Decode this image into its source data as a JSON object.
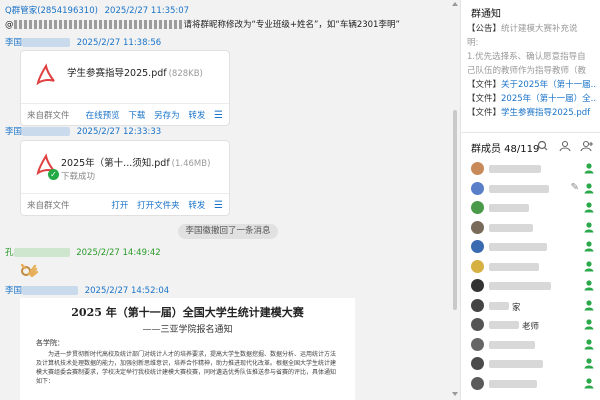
{
  "chat": {
    "messages": [
      {
        "sender": "Q群管家",
        "qq": "(2854196310)",
        "time": "2025/2/27 11:35:07",
        "text": "请将群昵称修改为“专业班级+姓名”，如“车辆2301李明”"
      },
      {
        "sender": "李国",
        "time": "2025/2/27 11:38:56",
        "file": {
          "name": "学生参赛指导2025.pdf",
          "size": "(828KB)",
          "source": "来自群文件",
          "actions": [
            "在线预览",
            "下载",
            "另存为",
            "转发"
          ]
        }
      },
      {
        "sender": "李国",
        "time": "2025/2/27 12:33:33",
        "file": {
          "name": "2025年（第十...须知.pdf",
          "size": "(1.46MB)",
          "status": "下载成功",
          "source": "来自群文件",
          "actions": [
            "打开",
            "打开文件夹",
            "转发"
          ]
        }
      },
      {
        "system": "李国徽撤回了一条消息"
      },
      {
        "sender": "孔",
        "time": "2025/2/27 14:49:42",
        "emoji": "ok-hand"
      },
      {
        "sender": "李国",
        "time": "2025/2/27 14:52:04",
        "doc": {
          "title": "2025 年（第十一届）全国大学生统计建模大赛",
          "subtitle": "——三亚学院报名通知",
          "salute": "各学院：",
          "body": "为进一步贯彻新时代高校及统计部门对统计人才的培养要求，提高大学生数据挖掘、数据分析、运用统计方法及计算机技术处理数据的能力，加强创新思维意识，培养合作精神，助力推进现代化改革。根据全国大学生统计建模大赛组委会赛制要求，学校决定举行我校统计建模大赛校赛，同时遴选优秀队伍推送参与省赛的评比，具体通知如下："
        }
      }
    ]
  },
  "side": {
    "notice_title": "群通知",
    "notices": [
      {
        "tag": "【公告】",
        "text": "统计建模大赛补充说",
        "style": "muted"
      },
      {
        "tag": "",
        "text": "明:",
        "style": "muted"
      },
      {
        "tag": "",
        "text": "1.优先选择系、确认愿意指导自",
        "style": "muted"
      },
      {
        "tag": "",
        "text": "己队伍的教师作为指导教师（教",
        "style": "muted"
      },
      {
        "tag": "【文件】",
        "text": "关于2025年（第十一届...",
        "style": "link"
      },
      {
        "tag": "【文件】",
        "text": "2025年（第十一届）全...",
        "style": "link"
      },
      {
        "tag": "【文件】",
        "text": "学生参赛指导2025.pdf",
        "style": "link"
      }
    ],
    "members_title": "群成员 48/119",
    "members": [
      {
        "name": "",
        "color": "#c98a5a"
      },
      {
        "name": "",
        "color": "#5a7fc9"
      },
      {
        "name": "",
        "color": "#4a9a4a"
      },
      {
        "name": "",
        "color": "#7a6a5a"
      },
      {
        "name": "",
        "color": "#3a6ab0"
      },
      {
        "name": "",
        "color": "#d6b040"
      },
      {
        "name": "",
        "color": "#333333"
      },
      {
        "name": "家",
        "color": "#444444"
      },
      {
        "name": "老师",
        "color": "#555555"
      },
      {
        "name": "",
        "color": "#666666"
      },
      {
        "name": "",
        "color": "#4a4a4a"
      },
      {
        "name": "",
        "color": "#5a5a5a"
      }
    ]
  },
  "colors": {
    "accent": "#1a73c8",
    "success": "#22aa44",
    "pdf": "#e04040"
  }
}
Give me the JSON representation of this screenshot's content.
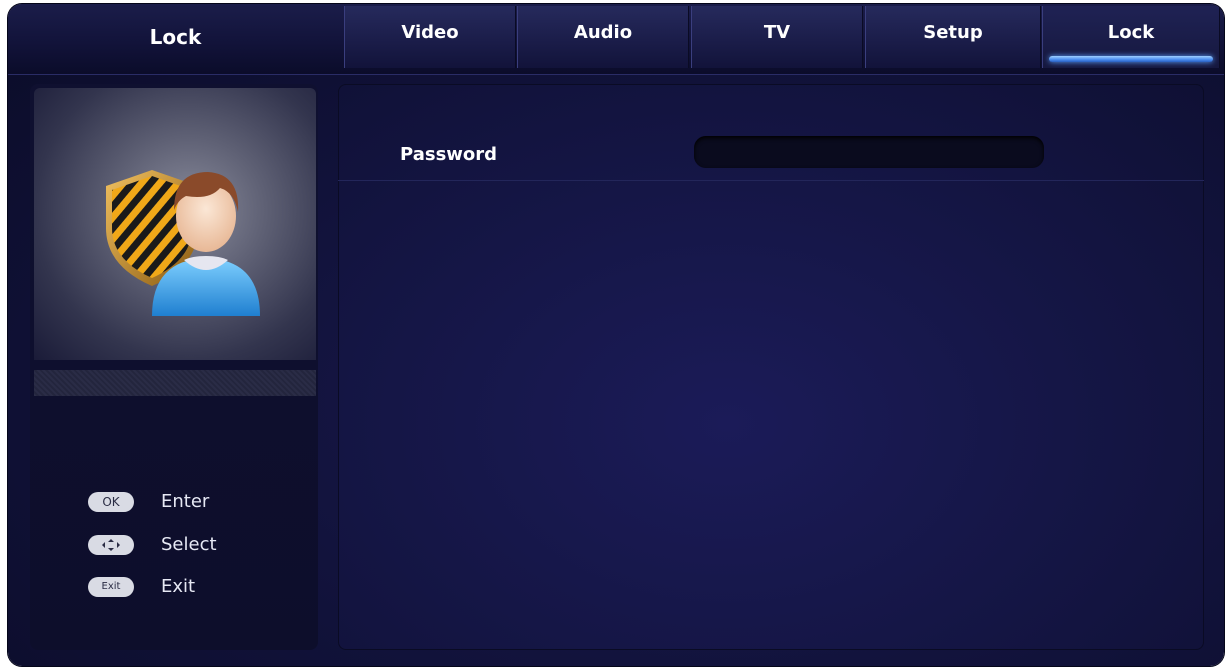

··········

[YOUR INSTRUCTIONS]:
Gather each line of the listing containing the word "this" and show it.

[OUTPUT OF THE TASK]:
Decode this image into its source data as a JSON object.
Give me the JSON representation of this screenshot's content.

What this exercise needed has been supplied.